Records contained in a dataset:
******************************

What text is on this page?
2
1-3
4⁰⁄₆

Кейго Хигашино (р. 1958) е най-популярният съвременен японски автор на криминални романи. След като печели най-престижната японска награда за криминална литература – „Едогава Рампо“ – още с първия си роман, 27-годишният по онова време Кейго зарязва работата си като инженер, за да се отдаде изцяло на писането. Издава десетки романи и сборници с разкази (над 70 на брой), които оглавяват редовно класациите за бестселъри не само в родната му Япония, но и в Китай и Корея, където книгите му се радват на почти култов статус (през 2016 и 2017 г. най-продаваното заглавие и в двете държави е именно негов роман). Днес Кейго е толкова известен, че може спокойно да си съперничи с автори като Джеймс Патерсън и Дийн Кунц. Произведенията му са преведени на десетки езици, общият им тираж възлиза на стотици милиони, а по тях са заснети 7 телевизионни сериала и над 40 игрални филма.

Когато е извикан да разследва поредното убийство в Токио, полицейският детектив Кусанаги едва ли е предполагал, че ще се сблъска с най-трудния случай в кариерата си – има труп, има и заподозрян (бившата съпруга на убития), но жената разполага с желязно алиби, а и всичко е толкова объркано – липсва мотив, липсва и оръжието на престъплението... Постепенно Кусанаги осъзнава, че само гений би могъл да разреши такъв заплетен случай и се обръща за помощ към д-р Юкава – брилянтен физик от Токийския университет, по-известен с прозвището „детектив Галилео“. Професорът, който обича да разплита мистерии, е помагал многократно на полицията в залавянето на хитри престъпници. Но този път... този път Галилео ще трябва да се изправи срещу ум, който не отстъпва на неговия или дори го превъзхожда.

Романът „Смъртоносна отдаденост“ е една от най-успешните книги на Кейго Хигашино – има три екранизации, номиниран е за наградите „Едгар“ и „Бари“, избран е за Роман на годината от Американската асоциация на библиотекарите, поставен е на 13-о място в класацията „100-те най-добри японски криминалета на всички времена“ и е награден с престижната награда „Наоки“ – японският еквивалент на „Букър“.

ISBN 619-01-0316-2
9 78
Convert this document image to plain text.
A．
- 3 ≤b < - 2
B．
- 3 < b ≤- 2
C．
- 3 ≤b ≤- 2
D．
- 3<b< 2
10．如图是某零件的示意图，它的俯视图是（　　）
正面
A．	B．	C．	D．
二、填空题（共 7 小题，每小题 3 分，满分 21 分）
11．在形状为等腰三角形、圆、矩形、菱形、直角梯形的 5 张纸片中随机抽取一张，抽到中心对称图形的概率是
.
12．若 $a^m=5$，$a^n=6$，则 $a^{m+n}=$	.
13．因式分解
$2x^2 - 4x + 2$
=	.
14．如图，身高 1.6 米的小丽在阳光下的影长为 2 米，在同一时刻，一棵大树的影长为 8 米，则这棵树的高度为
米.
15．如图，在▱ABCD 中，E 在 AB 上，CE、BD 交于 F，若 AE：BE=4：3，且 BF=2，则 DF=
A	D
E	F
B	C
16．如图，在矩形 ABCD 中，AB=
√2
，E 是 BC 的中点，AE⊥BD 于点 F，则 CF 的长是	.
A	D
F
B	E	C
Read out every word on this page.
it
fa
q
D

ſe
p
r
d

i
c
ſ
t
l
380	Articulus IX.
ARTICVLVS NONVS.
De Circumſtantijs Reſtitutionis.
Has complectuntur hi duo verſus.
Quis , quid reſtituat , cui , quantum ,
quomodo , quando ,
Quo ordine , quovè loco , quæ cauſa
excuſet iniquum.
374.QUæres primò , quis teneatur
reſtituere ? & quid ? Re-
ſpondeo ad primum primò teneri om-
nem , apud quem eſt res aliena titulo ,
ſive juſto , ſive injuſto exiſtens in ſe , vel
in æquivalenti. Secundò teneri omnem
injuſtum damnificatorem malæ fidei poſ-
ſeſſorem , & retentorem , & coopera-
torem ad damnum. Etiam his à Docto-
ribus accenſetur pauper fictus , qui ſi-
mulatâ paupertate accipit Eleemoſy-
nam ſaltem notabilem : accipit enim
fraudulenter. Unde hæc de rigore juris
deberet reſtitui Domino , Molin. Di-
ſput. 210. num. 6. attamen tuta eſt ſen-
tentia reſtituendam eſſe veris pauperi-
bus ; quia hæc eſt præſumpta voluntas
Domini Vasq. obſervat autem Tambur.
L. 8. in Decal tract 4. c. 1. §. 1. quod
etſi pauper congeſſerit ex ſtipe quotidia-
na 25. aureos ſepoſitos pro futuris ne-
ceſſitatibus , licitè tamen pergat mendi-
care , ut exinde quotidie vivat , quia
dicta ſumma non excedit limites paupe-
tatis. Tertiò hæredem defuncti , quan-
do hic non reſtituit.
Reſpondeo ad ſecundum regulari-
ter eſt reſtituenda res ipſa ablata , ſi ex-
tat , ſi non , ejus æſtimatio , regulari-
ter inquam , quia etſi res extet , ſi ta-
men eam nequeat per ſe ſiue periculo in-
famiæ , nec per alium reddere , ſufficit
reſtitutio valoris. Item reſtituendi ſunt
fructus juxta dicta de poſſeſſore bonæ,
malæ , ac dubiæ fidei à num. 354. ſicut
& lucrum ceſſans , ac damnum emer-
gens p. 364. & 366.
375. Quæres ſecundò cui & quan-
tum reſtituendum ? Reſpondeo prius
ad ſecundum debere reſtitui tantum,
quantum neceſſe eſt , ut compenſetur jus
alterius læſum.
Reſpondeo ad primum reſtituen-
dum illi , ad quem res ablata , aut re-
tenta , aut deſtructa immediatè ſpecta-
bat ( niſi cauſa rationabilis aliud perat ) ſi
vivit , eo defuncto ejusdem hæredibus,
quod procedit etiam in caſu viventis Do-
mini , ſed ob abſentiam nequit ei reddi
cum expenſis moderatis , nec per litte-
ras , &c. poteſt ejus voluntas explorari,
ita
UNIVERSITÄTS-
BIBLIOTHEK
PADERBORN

******************************

## [Given request]
Print the entries exactly. Include every one.

## [Solution below]
What text is on this page?
2
1-3
4⁰⁄₆

Кейго Хигашино (р. 1958) е най-популярният съвременен японски автор на криминални романи. След като печели най-престижната японска награда за криминална литература – „Едогава Рампо“ – още с първия си роман, 27-годишният по онова време Кейго зарязва работата си като инженер, за да се отдаде изцяло на писането. Издава десетки романи и сборници с разкази (над 70 на брой), които оглавяват редовно класациите за бестселъри не само в родната му Япония, но и в Китай и Корея, където книгите му се радват на почти култов статус (през 2016 и 2017 г. най-продаваното заглавие и в двете държави е именно негов роман). Днес Кейго е толкова известен, че може спокойно да си съперничи с автори като Джеймс Патерсън и Дийн Кунц. Произведенията му са преведени на десетки езици, общият им тираж възлиза на стотици милиони, а по тях са заснети 7 телевизионни сериала и над 40 игрални филма.

Когато е извикан да разследва поредното убийство в Токио, полицейският детектив Кусанаги едва ли е предполагал, че ще се сблъска с най-трудния случай в кариерата си – има труп, има и заподозрян (бившата съпруга на убития), но жената разполага с желязно алиби, а и всичко е толкова объркано – липсва мотив, липсва и оръжието на престъплението... Постепенно Кусанаги осъзнава, че само гений би могъл да разреши такъв заплетен случай и се обръща за помощ към д-р Юкава – брилянтен физик от Токийския университет, по-известен с прозвището „детектив Галилео“. Професорът, който обича да разплита мистерии, е помагал многократно на полицията в залавянето на хитри престъпници. Но този път... този път Галилео ще трябва да се изправи срещу ум, който не отстъпва на неговия или дори го превъзхожда.

Романът „Смъртоносна отдаденост“ е една от най-успешните книги на Кейго Хигашино – има три екранизации, номиниран е за наградите „Едгар“ и „Бари“, избран е за Роман на годината от Американската асоциация на библиотекарите, поставен е на 13-о място в класацията „100-те най-добри японски криминалета на всички времена“ и е награден с престижната награда „Наоки“ – японският еквивалент на „Букър“.

ISBN 619-01-0316-2
9 78
Convert this document image to plain text.
A．
- 3 ≤b < - 2
B．
- 3 < b ≤- 2
C．
- 3 ≤b ≤- 2
D．
- 3<b< 2
10．如图是某零件的示意图，它的俯视图是（　　）
正面
A．	B．	C．	D．
二、填空题（共 7 小题，每小题 3 分，满分 21 分）
11．在形状为等腰三角形、圆、矩形、菱形、直角梯形的 5 张纸片中随机抽取一张，抽到中心对称图形的概率是
.
12．若 $a^m=5$，$a^n=6$，则 $a^{m+n}=$	.
13．因式分解
$2x^2 - 4x + 2$
=	.
14．如图，身高 1.6 米的小丽在阳光下的影长为 2 米，在同一时刻，一棵大树的影长为 8 米，则这棵树的高度为
米.
15．如图，在▱ABCD 中，E 在 AB 上，CE、BD 交于 F，若 AE：BE=4：3，且 BF=2，则 DF=
A	D
E	F
B	C
16．如图，在矩形 ABCD 中，AB=
√2
，E 是 BC 的中点，AE⊥BD 于点 F，则 CF 的长是	.
A	D
F
B	E	C
Read out every word on this page.
it
fa
q
D

ſe
p
r
d

i
c
ſ
t
l
380	Articulus IX.
ARTICVLVS NONVS.
De Circumſtantijs Reſtitutionis.
Has complectuntur hi duo verſus.
Quis , quid reſtituat , cui , quantum ,
quomodo , quando ,
Quo ordine , quovè loco , quæ cauſa
excuſet iniquum.
374.QUæres primò , quis teneatur
reſtituere ? & quid ? Re-
ſpondeo ad primum primò teneri om-
nem , apud quem eſt res aliena titulo ,
ſive juſto , ſive injuſto exiſtens in ſe , vel
in æquivalenti. Secundò teneri omnem
injuſtum damnificatorem malæ fidei poſ-
ſeſſorem , & retentorem , & coopera-
torem ad damnum. Etiam his à Docto-
ribus accenſetur pauper fictus , qui ſi-
mulatâ paupertate accipit Eleemoſy-
nam ſaltem notabilem : accipit enim
fraudulenter. Unde hæc de rigore juris
deberet reſtitui Domino , Molin. Di-
ſput. 210. num. 6. attamen tuta eſt ſen-
tentia reſtituendam eſſe veris pauperi-
bus ; quia hæc eſt præſumpta voluntas
Domini Vasq. obſervat autem Tambur.
L. 8. in Decal tract 4. c. 1. §. 1. quod
etſi pauper congeſſerit ex ſtipe quotidia-
na 25. aureos ſepoſitos pro futuris ne-
ceſſitatibus , licitè tamen pergat mendi-
care , ut exinde quotidie vivat , quia
dicta ſumma non excedit limites paupe-
tatis. Tertiò hæredem defuncti , quan-
do hic non reſtituit.
Reſpondeo ad ſecundum regulari-
ter eſt reſtituenda res ipſa ablata , ſi ex-
tat , ſi non , ejus æſtimatio , regulari-
ter inquam , quia etſi res extet , ſi ta-
men eam nequeat per ſe ſiue periculo in-
famiæ , nec per alium reddere , ſufficit
reſtitutio valoris. Item reſtituendi ſunt
fructus juxta dicta de poſſeſſore bonæ,
malæ , ac dubiæ fidei à num. 354. ſicut
& lucrum ceſſans , ac damnum emer-
gens p. 364. & 366.
375. Quæres ſecundò cui & quan-
tum reſtituendum ? Reſpondeo prius
ad ſecundum debere reſtitui tantum,
quantum neceſſe eſt , ut compenſetur jus
alterius læſum.
Reſpondeo ad primum reſtituen-
dum illi , ad quem res ablata , aut re-
tenta , aut deſtructa immediatè ſpecta-
bat ( niſi cauſa rationabilis aliud perat ) ſi
vivit , eo defuncto ejusdem hæredibus,
quod procedit etiam in caſu viventis Do-
mini , ſed ob abſentiam nequit ei reddi
cum expenſis moderatis , nec per litte-
ras , &c. poteſt ejus voluntas explorari,
ita
UNIVERSITÄTS-
BIBLIOTHEK
PADERBORN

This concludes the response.